Extract the records in full, leaving every picture out.

## start

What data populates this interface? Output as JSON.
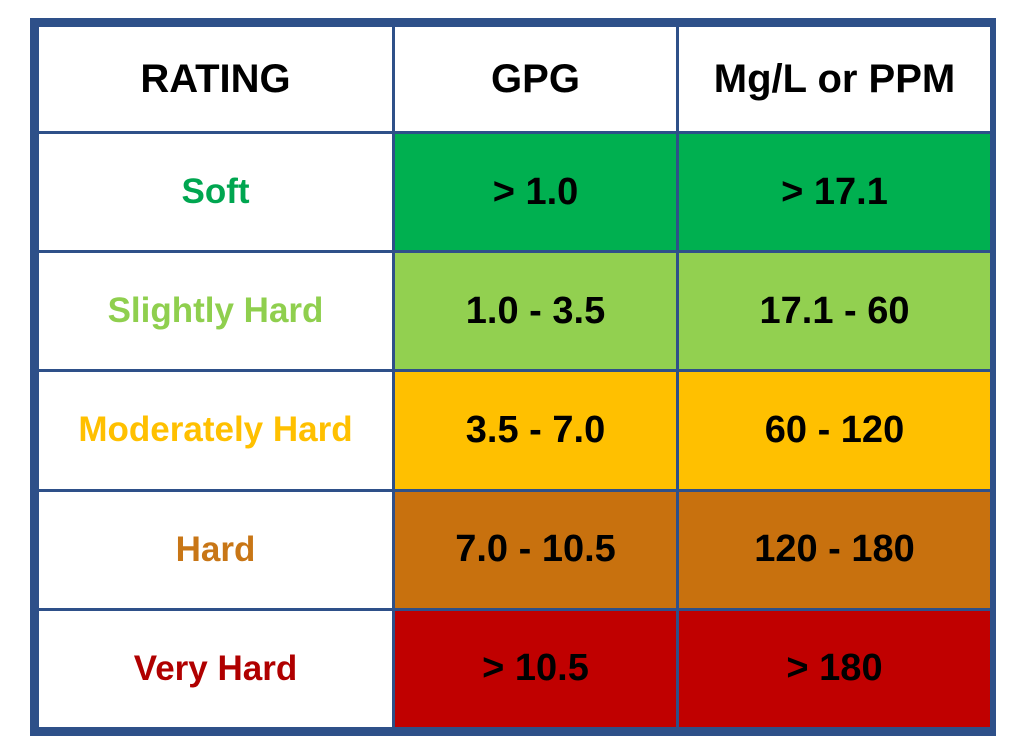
{
  "chart_data": {
    "type": "table",
    "columns": [
      "RATING",
      "GPG",
      "Mg/L or PPM"
    ],
    "rows": [
      {
        "rating": "Soft",
        "gpg": "> 1.0",
        "ppm": "> 17.1",
        "rating_color": "#00a650",
        "fill_color": "#00b050"
      },
      {
        "rating": "Slightly Hard",
        "gpg": "1.0 - 3.5",
        "ppm": "17.1 - 60",
        "rating_color": "#8fcf4e",
        "fill_color": "#92d050"
      },
      {
        "rating": "Moderately Hard",
        "gpg": "3.5 - 7.0",
        "ppm": "60 - 120",
        "rating_color": "#ffc000",
        "fill_color": "#ffc000"
      },
      {
        "rating": "Hard",
        "gpg": "7.0 - 10.5",
        "ppm": "120 - 180",
        "rating_color": "#c87616",
        "fill_color": "#c8710e"
      },
      {
        "rating": "Very Hard",
        "gpg": "> 10.5",
        "ppm": "> 180",
        "rating_color": "#b00000",
        "fill_color": "#c00000"
      }
    ]
  },
  "colors": {
    "border": "#2e5089",
    "header_bg": "#ffffff"
  }
}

## end

> [Answer]:
What data populates this interface? Output as JSON.
{
  "chart_data": {
    "type": "table",
    "columns": [
      "RATING",
      "GPG",
      "Mg/L or PPM"
    ],
    "rows": [
      {
        "rating": "Soft",
        "gpg": "> 1.0",
        "ppm": "> 17.1",
        "rating_color": "#00a650",
        "fill_color": "#00b050"
      },
      {
        "rating": "Slightly Hard",
        "gpg": "1.0 - 3.5",
        "ppm": "17.1 - 60",
        "rating_color": "#8fcf4e",
        "fill_color": "#92d050"
      },
      {
        "rating": "Moderately Hard",
        "gpg": "3.5 - 7.0",
        "ppm": "60 - 120",
        "rating_color": "#ffc000",
        "fill_color": "#ffc000"
      },
      {
        "rating": "Hard",
        "gpg": "7.0 - 10.5",
        "ppm": "120 - 180",
        "rating_color": "#c87616",
        "fill_color": "#c8710e"
      },
      {
        "rating": "Very Hard",
        "gpg": "> 10.5",
        "ppm": "> 180",
        "rating_color": "#b00000",
        "fill_color": "#c00000"
      }
    ]
  },
  "colors": {
    "border": "#2e5089",
    "header_bg": "#ffffff"
  }
}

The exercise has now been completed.